▶ [Your instructions]:
Update the items below by changing every "legend-swatch" to "legend-marker" and leaving all other text unchanged. Omit the pictures from your answer.

--------------------------------------------------

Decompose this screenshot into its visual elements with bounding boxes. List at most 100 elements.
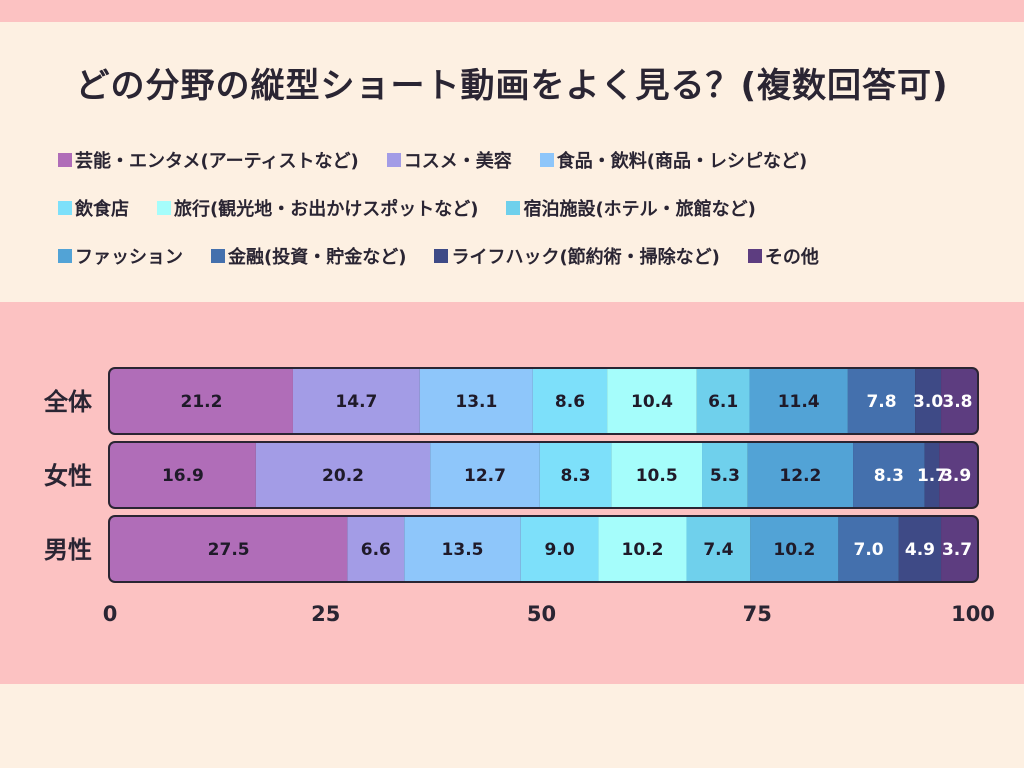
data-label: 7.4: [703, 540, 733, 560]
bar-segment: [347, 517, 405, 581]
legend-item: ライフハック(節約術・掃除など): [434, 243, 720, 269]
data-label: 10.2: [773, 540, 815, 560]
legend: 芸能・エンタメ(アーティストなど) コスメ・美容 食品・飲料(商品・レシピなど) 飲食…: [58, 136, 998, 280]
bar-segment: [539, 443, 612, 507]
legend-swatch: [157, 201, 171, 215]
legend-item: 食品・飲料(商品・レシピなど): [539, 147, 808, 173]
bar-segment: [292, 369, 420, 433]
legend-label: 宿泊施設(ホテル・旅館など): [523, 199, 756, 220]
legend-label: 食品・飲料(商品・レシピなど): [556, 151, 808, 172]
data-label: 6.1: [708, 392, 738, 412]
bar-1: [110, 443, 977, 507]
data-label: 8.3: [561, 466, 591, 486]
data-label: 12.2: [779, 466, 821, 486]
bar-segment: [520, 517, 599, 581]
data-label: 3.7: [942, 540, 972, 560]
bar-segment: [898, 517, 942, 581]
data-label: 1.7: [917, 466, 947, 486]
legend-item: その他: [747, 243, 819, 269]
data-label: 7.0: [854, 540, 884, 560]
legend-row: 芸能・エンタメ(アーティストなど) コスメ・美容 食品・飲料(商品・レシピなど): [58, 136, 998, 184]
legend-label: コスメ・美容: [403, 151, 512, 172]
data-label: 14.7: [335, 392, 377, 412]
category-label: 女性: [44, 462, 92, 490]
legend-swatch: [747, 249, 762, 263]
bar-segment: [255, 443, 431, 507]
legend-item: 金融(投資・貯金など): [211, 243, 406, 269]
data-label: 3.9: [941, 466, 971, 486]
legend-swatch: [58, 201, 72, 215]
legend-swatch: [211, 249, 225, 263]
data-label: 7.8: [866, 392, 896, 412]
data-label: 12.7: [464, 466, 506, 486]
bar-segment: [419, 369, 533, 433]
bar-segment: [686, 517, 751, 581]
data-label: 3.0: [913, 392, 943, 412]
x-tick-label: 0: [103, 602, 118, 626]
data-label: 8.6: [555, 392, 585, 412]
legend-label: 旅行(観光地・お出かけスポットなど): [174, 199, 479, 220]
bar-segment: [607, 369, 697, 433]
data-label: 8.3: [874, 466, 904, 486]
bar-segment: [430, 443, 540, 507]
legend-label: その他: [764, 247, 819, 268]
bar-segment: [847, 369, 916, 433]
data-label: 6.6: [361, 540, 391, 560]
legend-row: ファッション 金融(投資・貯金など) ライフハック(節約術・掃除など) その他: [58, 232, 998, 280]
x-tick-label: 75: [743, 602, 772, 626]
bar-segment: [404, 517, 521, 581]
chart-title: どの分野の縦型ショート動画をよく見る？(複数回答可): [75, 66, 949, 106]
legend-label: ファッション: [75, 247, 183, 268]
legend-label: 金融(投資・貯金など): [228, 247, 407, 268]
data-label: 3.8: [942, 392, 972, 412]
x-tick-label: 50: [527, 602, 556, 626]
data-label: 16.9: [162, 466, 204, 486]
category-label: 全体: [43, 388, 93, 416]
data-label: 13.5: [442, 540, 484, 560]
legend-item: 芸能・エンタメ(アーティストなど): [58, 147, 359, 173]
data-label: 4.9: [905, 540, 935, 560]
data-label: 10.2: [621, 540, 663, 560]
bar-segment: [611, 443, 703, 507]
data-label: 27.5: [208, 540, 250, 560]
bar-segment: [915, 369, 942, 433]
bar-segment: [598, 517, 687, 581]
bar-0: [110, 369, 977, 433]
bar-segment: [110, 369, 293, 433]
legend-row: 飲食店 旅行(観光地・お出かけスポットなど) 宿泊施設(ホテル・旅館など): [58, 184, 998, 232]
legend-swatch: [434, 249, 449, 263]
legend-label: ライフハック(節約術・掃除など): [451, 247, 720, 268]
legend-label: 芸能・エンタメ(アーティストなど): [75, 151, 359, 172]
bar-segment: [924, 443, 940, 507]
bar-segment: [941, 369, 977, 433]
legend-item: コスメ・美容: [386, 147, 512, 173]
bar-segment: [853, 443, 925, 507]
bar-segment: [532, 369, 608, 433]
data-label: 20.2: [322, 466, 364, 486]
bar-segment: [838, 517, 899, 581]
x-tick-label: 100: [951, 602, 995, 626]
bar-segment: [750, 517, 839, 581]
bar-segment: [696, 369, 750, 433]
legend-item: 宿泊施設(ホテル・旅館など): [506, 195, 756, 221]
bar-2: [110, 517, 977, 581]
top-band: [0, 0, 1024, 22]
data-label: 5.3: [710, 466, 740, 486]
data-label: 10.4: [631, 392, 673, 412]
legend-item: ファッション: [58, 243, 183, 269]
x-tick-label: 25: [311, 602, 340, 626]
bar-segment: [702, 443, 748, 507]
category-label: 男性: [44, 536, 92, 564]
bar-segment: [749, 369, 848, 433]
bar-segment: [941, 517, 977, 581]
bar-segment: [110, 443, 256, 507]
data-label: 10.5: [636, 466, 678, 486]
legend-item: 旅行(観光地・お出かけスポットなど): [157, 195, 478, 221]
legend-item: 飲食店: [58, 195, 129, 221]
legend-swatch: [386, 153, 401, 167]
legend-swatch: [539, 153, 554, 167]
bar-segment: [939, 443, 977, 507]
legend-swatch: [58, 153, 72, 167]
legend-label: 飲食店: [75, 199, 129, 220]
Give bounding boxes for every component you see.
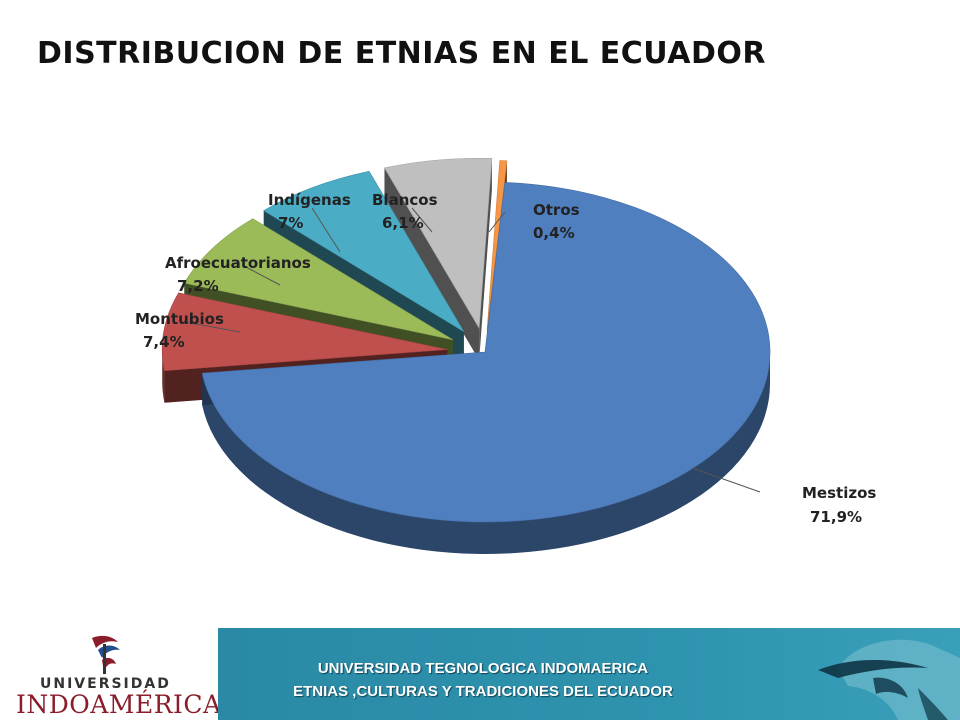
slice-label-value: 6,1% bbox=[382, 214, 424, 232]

--------------------------------------------------

▶ [Response to this exercise]:
Decompose this screenshot into its visual elements with bounding boxes. List at most 100 elements.
data-label: 7.4: [703, 540, 733, 560]
bar-segment: [347, 517, 405, 581]
legend-item: ライフハック(節約術・掃除など): [434, 243, 720, 269]
data-label: 10.2: [773, 540, 815, 560]
legend: 芸能・エンタメ(アーティストなど) コスメ・美容 食品・飲料(商品・レシピなど) 飲食…: [58, 136, 998, 280]
bar-segment: [539, 443, 612, 507]
legend-marker: [157, 201, 171, 215]
legend-item: 食品・飲料(商品・レシピなど): [539, 147, 808, 173]
bar-segment: [292, 369, 420, 433]
legend-label: 宿泊施設(ホテル・旅館など): [523, 199, 756, 220]
legend-label: 食品・飲料(商品・レシピなど): [556, 151, 808, 172]
data-label: 6.1: [708, 392, 738, 412]
bar-1: [110, 443, 977, 507]
data-label: 8.3: [561, 466, 591, 486]
data-label: 12.2: [779, 466, 821, 486]
bar-segment: [520, 517, 599, 581]
data-label: 3.7: [942, 540, 972, 560]
bar-segment: [898, 517, 942, 581]
data-label: 1.7: [917, 466, 947, 486]
legend-item: その他: [747, 243, 819, 269]
data-label: 7.0: [854, 540, 884, 560]
legend-row: 芸能・エンタメ(アーティストなど) コスメ・美容 食品・飲料(商品・レシピなど): [58, 136, 998, 184]
legend-label: コスメ・美容: [403, 151, 512, 172]
data-label: 14.7: [335, 392, 377, 412]
category-label: 女性: [44, 462, 92, 490]
legend-marker: [747, 249, 762, 263]
bar-segment: [255, 443, 431, 507]
legend-item: 金融(投資・貯金など): [211, 243, 406, 269]
data-label: 3.9: [941, 466, 971, 486]
legend-marker: [58, 201, 72, 215]
legend-marker: [211, 249, 225, 263]
data-label: 7.8: [866, 392, 896, 412]
data-label: 12.7: [464, 466, 506, 486]
bar-segment: [419, 369, 533, 433]
bar-segment: [686, 517, 751, 581]
data-label: 3.0: [913, 392, 943, 412]
x-tick-label: 0: [103, 602, 118, 626]
data-label: 8.6: [555, 392, 585, 412]
legend-label: 旅行(観光地・お出かけスポットなど): [174, 199, 479, 220]
bar-segment: [607, 369, 697, 433]
data-label: 8.3: [874, 466, 904, 486]
bar-segment: [430, 443, 540, 507]
legend-label: その他: [764, 247, 819, 268]
bar-segment: [847, 369, 916, 433]
data-label: 6.6: [361, 540, 391, 560]
legend-row: ファッション 金融(投資・貯金など) ライフハック(節約術・掃除など) その他: [58, 232, 998, 280]
x-tick-label: 75: [743, 602, 772, 626]
bar-segment: [404, 517, 521, 581]
chart-title: どの分野の縦型ショート動画をよく見る？(複数回答可): [75, 66, 949, 106]
legend-label: ファッション: [75, 247, 183, 268]
legend-label: 金融(投資・貯金など): [228, 247, 407, 268]
data-label: 3.8: [942, 392, 972, 412]
x-tick-label: 50: [527, 602, 556, 626]
data-label: 16.9: [162, 466, 204, 486]
category-label: 全体: [43, 388, 93, 416]
data-label: 13.5: [442, 540, 484, 560]
legend-item: 芸能・エンタメ(アーティストなど): [58, 147, 359, 173]
data-label: 4.9: [905, 540, 935, 560]
data-label: 10.2: [621, 540, 663, 560]
bar-segment: [611, 443, 703, 507]
data-label: 27.5: [208, 540, 250, 560]
bar-segment: [915, 369, 942, 433]
bar-segment: [598, 517, 687, 581]
bar-0: [110, 369, 977, 433]
bar-segment: [110, 369, 293, 433]
legend-row: 飲食店 旅行(観光地・お出かけスポットなど) 宿泊施設(ホテル・旅館など): [58, 184, 998, 232]
legend-marker: [434, 249, 449, 263]
legend-label: ライフハック(節約術・掃除など): [451, 247, 720, 268]
legend-label: 芸能・エンタメ(アーティストなど): [75, 151, 359, 172]
bar-segment: [924, 443, 940, 507]
bar-segment: [941, 369, 977, 433]
legend-item: コスメ・美容: [386, 147, 512, 173]
bar-segment: [853, 443, 925, 507]
bar-segment: [532, 369, 608, 433]
data-label: 20.2: [322, 466, 364, 486]
bar-segment: [838, 517, 899, 581]
x-tick-label: 100: [951, 602, 995, 626]
bar-segment: [750, 517, 839, 581]
bar-segment: [696, 369, 750, 433]
legend-item: 宿泊施設(ホテル・旅館など): [506, 195, 756, 221]
bar-2: [110, 517, 977, 581]
top-band: [0, 0, 1024, 22]
data-label: 5.3: [710, 466, 740, 486]
data-label: 10.4: [631, 392, 673, 412]
legend-item: ファッション: [58, 243, 183, 269]
x-tick-label: 25: [311, 602, 340, 626]
bar-segment: [702, 443, 748, 507]
category-label: 男性: [44, 536, 92, 564]
bar-segment: [749, 369, 848, 433]
bar-segment: [941, 517, 977, 581]
bar-segment: [110, 443, 256, 507]
data-label: 10.5: [636, 466, 678, 486]
legend-item: 旅行(観光地・お出かけスポットなど): [157, 195, 478, 221]
legend-item: 飲食店: [58, 195, 129, 221]
legend-marker: [386, 153, 401, 167]
legend-marker: [539, 153, 554, 167]
bar-segment: [939, 443, 977, 507]
legend-marker: [58, 153, 72, 167]
legend-label: 飲食店: [75, 199, 129, 220]
Give bounding boxes for every component you see.
slice-label-value: 6,1% bbox=[382, 214, 424, 232]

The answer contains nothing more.